**Records for this exercise**:

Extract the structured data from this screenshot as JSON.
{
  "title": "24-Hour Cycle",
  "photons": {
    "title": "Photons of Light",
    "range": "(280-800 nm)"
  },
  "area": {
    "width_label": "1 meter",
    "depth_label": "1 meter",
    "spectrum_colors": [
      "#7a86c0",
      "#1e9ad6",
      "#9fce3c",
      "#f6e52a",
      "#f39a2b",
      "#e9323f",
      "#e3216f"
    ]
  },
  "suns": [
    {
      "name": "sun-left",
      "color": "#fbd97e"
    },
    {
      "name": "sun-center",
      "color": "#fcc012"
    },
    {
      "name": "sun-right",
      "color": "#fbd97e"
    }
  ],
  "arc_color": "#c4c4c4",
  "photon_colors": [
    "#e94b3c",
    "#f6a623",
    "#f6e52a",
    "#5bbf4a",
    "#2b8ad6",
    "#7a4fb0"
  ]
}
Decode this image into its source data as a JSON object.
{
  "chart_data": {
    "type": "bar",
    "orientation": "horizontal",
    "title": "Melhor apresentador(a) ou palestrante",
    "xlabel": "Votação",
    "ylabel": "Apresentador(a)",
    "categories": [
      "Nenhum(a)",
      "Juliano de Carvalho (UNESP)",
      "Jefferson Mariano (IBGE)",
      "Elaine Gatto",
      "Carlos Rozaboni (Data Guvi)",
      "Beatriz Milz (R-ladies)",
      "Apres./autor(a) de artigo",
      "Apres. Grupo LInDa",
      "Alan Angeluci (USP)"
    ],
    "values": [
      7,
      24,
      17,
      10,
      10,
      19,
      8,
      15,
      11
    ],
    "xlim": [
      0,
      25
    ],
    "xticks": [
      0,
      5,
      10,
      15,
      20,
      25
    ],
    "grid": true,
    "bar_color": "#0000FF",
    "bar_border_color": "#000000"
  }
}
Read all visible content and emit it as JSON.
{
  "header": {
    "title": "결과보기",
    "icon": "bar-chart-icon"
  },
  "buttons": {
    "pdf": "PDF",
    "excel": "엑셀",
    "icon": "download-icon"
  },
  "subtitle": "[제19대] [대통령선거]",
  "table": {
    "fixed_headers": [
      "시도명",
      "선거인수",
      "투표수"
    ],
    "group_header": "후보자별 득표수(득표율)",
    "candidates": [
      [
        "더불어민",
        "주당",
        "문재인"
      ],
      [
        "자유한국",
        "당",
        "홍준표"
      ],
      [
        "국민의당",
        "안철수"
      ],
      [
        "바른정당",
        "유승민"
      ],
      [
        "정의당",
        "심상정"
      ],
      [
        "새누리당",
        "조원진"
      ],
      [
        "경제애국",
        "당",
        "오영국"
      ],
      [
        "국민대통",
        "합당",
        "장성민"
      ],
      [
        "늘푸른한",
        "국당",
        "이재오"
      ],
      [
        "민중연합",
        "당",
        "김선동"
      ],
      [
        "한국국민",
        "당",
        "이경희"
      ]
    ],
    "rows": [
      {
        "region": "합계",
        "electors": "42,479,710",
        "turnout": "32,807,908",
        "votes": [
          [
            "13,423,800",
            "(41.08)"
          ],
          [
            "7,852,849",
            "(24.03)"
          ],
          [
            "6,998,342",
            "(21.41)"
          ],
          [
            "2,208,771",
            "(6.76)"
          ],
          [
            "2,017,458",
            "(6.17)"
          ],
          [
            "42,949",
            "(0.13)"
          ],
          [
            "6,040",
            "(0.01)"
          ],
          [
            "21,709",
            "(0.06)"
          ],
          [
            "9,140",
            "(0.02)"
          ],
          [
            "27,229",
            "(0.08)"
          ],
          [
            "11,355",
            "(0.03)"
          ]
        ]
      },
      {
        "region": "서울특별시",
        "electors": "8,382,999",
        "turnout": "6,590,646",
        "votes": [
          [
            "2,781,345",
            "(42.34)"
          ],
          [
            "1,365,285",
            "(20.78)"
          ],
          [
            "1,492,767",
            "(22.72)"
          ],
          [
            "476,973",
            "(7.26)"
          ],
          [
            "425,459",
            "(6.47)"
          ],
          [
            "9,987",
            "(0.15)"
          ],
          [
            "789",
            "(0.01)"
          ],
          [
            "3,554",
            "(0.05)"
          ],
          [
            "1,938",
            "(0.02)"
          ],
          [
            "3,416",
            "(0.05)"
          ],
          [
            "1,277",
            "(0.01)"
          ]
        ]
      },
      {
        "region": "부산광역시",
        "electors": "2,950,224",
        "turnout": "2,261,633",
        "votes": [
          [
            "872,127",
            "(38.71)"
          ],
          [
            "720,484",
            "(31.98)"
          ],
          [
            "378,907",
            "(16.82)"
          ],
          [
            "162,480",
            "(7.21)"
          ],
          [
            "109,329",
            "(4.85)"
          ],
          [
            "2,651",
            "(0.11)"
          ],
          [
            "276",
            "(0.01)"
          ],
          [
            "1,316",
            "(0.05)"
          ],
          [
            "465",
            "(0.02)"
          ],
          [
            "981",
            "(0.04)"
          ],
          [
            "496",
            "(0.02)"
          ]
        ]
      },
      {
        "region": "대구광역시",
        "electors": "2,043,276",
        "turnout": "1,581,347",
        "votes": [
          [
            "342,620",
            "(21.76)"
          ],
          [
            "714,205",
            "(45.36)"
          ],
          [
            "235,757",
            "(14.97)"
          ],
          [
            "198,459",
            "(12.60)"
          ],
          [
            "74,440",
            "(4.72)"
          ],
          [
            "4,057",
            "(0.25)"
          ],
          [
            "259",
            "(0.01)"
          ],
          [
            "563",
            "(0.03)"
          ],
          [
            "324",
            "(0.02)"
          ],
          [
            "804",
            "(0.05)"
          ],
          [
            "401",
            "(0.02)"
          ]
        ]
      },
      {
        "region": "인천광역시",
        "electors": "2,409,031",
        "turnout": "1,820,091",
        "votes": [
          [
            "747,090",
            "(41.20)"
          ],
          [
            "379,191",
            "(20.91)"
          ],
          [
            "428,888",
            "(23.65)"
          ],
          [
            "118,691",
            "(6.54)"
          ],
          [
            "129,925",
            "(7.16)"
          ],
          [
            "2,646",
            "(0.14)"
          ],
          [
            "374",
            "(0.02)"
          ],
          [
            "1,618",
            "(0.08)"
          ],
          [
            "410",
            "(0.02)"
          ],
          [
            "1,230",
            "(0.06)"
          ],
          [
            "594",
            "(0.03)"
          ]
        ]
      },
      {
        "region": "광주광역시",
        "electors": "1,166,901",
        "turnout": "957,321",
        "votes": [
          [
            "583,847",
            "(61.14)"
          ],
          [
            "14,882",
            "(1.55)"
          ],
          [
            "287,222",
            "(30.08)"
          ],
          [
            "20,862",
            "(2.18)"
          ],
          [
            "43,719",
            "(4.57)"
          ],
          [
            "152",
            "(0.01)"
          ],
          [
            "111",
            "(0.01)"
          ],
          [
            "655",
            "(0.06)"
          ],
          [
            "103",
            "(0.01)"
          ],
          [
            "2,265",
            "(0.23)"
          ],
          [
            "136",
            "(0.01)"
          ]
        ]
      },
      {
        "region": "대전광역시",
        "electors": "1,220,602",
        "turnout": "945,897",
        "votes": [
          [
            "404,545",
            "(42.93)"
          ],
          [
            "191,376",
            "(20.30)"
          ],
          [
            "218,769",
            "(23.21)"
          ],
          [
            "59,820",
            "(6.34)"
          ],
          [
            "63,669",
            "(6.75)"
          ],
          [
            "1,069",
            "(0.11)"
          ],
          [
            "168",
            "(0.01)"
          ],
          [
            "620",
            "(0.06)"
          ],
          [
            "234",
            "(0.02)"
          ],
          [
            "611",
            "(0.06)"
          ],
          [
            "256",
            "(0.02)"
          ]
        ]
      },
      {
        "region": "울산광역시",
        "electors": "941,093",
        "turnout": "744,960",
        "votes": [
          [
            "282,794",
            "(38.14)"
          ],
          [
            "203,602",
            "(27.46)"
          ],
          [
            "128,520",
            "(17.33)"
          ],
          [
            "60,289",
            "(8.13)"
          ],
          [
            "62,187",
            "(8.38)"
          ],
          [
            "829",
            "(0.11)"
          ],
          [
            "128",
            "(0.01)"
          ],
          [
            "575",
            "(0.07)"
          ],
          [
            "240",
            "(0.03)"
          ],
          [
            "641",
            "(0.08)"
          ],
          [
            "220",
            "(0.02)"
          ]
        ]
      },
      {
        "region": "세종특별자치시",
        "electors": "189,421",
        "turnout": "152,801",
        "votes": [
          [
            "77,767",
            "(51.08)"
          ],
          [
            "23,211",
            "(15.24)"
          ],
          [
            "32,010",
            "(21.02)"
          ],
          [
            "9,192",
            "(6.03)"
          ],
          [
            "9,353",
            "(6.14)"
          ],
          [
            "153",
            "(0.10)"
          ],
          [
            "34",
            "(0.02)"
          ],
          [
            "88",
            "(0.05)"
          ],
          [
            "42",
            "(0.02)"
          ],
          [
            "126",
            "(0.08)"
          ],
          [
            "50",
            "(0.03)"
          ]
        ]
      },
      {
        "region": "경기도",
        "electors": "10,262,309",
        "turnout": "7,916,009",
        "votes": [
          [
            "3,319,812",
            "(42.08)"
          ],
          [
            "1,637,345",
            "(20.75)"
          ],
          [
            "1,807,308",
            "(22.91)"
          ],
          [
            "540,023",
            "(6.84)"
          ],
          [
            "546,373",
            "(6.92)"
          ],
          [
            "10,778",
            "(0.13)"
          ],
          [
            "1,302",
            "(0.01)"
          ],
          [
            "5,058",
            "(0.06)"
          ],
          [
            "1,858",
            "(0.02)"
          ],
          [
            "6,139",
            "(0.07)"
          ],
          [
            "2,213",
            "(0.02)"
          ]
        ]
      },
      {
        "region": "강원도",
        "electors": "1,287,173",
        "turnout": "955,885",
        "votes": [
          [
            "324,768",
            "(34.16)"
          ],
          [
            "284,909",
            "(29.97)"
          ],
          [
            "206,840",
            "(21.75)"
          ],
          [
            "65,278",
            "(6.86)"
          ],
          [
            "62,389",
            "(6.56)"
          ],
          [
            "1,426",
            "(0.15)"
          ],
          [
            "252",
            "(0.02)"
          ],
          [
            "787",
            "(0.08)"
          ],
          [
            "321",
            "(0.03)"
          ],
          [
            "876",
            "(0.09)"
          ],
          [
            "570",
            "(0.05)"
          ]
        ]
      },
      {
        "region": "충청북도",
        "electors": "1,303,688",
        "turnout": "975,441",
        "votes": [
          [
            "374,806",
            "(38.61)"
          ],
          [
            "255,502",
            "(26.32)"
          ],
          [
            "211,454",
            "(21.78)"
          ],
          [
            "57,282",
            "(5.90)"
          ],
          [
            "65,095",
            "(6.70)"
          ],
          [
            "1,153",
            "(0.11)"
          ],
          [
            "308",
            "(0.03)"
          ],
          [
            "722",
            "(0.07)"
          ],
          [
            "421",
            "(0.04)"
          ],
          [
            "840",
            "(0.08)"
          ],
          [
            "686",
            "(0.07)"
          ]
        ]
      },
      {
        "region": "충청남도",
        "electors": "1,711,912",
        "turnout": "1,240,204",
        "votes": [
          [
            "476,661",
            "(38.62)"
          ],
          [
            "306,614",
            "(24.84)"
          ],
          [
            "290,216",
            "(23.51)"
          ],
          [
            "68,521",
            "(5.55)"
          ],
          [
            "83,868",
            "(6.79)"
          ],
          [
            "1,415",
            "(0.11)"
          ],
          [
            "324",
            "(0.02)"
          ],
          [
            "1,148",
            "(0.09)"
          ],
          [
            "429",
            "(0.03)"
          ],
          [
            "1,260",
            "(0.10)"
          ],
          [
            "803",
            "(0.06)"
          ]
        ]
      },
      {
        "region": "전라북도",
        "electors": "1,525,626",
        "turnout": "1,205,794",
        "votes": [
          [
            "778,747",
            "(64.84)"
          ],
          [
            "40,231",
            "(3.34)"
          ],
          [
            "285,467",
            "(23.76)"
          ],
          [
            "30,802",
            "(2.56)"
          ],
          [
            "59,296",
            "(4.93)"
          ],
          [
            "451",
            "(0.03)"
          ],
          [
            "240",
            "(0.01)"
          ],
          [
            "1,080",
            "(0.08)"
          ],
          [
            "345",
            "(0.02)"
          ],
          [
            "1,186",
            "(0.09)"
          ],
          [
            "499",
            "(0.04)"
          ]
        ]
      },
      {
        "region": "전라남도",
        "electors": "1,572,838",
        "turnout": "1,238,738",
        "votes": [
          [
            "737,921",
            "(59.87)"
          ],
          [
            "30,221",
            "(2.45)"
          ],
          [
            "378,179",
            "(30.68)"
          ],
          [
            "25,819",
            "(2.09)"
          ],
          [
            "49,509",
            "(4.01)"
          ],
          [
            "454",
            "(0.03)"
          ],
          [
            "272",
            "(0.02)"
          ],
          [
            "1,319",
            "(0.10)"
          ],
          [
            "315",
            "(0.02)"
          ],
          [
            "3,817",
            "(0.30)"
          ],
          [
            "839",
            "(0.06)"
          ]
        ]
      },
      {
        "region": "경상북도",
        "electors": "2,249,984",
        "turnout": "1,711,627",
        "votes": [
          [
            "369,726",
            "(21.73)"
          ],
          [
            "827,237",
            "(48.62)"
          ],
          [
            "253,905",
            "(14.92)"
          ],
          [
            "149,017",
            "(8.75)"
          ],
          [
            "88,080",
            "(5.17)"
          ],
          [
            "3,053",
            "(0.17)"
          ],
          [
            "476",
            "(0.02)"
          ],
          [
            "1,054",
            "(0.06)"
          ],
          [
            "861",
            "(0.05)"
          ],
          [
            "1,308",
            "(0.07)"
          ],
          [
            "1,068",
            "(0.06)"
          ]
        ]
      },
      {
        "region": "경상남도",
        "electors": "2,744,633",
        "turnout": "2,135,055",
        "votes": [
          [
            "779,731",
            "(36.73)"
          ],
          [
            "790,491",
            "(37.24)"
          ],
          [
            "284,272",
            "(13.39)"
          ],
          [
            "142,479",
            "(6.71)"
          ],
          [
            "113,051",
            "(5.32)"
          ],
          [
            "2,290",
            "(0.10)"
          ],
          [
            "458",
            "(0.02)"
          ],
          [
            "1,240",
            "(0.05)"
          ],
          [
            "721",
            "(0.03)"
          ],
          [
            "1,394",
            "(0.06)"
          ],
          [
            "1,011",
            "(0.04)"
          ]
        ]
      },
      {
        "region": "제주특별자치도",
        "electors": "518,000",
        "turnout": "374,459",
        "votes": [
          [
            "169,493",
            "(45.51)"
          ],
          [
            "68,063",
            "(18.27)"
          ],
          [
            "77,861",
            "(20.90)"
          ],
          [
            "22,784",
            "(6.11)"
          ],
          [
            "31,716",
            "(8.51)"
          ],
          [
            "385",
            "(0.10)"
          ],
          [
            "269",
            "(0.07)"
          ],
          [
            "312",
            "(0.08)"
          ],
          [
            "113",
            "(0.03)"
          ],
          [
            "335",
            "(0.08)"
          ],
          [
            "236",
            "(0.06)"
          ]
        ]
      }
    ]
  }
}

**Exercise**: In the records above, how many lines contain the word "JSON"? Give the number alone.

**The response**: 3